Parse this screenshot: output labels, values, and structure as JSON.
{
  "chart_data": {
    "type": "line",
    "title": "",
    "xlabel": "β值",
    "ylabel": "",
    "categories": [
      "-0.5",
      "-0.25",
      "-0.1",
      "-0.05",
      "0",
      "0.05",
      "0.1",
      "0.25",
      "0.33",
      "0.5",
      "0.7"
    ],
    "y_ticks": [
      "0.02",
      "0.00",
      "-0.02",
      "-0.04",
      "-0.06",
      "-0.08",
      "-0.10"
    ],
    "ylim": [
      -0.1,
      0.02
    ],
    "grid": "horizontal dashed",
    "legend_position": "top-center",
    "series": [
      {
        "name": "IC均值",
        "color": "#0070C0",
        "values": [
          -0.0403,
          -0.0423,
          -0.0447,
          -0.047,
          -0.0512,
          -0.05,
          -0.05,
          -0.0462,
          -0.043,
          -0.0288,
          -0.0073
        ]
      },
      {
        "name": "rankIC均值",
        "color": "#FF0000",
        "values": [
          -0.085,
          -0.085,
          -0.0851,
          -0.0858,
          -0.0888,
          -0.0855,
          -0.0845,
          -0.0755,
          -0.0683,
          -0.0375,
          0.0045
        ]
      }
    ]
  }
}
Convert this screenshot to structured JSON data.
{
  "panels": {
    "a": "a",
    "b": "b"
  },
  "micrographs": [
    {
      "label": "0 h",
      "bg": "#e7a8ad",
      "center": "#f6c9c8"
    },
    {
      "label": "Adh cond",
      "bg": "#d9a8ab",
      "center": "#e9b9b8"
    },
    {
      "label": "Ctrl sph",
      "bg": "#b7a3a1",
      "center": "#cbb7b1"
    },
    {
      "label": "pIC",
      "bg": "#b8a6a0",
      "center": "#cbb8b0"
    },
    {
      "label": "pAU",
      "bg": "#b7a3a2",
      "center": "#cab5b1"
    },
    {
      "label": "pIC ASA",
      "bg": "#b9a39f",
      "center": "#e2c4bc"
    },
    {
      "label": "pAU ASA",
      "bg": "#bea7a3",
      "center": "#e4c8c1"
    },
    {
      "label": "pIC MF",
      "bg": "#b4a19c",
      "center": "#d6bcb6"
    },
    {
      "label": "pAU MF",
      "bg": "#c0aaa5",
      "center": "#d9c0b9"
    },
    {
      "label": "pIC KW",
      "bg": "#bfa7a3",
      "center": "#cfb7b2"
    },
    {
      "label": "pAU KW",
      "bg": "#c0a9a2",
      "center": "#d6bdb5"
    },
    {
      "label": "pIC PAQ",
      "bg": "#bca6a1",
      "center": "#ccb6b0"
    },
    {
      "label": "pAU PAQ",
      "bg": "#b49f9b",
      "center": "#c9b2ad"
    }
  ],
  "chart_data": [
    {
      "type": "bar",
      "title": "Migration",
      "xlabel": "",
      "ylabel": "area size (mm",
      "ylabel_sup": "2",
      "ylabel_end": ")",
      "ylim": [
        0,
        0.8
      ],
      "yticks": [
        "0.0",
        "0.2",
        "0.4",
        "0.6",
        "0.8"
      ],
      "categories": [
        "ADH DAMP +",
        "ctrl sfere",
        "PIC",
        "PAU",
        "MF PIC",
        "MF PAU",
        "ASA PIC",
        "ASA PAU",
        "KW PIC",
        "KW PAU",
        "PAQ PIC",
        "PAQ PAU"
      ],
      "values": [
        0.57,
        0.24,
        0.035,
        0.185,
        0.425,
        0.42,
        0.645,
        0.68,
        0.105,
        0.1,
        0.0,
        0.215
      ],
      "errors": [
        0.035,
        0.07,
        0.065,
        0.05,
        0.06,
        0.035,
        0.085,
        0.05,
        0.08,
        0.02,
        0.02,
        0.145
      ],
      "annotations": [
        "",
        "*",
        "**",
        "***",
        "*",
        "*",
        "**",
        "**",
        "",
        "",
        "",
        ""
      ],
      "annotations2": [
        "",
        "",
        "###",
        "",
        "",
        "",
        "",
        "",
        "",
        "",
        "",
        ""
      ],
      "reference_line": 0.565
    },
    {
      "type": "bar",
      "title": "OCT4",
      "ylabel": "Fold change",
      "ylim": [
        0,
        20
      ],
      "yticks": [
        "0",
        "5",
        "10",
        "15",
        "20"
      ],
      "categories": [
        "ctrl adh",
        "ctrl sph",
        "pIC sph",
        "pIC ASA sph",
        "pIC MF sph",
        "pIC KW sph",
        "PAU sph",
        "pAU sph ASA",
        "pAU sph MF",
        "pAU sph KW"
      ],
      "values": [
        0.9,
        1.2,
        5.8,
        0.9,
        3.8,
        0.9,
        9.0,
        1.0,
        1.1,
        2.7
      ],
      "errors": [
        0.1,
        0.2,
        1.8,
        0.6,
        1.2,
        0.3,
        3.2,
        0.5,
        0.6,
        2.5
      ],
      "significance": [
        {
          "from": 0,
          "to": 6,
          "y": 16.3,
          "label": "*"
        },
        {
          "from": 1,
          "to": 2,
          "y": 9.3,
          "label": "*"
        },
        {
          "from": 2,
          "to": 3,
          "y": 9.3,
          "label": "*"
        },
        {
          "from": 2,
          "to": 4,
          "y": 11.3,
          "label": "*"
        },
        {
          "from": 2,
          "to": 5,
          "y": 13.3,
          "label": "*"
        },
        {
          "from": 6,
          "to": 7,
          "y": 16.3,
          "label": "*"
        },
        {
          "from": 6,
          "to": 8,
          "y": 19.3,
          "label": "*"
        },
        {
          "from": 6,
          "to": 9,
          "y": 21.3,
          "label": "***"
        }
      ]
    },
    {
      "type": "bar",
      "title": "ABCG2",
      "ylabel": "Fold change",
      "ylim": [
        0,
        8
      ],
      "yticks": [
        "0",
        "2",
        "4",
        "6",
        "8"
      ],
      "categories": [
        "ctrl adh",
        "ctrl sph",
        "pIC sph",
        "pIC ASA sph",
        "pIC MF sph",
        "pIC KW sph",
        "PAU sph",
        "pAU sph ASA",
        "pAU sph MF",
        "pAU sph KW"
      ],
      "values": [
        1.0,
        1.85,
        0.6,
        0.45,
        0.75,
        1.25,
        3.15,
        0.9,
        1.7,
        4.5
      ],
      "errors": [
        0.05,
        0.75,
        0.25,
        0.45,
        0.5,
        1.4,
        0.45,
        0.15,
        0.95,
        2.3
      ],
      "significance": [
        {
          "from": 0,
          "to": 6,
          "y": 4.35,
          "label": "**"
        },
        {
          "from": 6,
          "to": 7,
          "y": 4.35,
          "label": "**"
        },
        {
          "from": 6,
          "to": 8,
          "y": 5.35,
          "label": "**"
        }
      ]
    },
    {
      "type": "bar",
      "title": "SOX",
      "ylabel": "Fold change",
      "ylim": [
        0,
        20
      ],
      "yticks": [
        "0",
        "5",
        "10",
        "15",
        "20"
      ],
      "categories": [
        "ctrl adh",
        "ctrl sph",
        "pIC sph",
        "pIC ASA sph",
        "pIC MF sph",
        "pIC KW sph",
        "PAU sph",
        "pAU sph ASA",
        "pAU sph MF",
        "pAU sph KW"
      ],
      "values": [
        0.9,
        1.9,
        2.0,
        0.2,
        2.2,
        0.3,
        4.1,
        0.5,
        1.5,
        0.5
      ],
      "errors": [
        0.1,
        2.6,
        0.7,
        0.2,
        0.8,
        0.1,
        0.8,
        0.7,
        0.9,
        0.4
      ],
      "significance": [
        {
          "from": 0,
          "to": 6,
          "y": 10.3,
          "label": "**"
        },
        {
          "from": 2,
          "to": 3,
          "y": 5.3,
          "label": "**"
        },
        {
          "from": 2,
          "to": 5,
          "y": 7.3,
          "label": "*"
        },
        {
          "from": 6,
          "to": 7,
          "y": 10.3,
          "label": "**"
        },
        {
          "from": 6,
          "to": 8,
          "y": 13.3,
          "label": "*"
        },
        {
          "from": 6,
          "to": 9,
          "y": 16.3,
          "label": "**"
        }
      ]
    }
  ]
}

■ ■ ■ ■ ■

• WHAT YOU ARE ASKED TO DO: Check each line of the material above for "this" and say how many lines contain it, giving the number alone.

• EXERCISE ANSWER: 2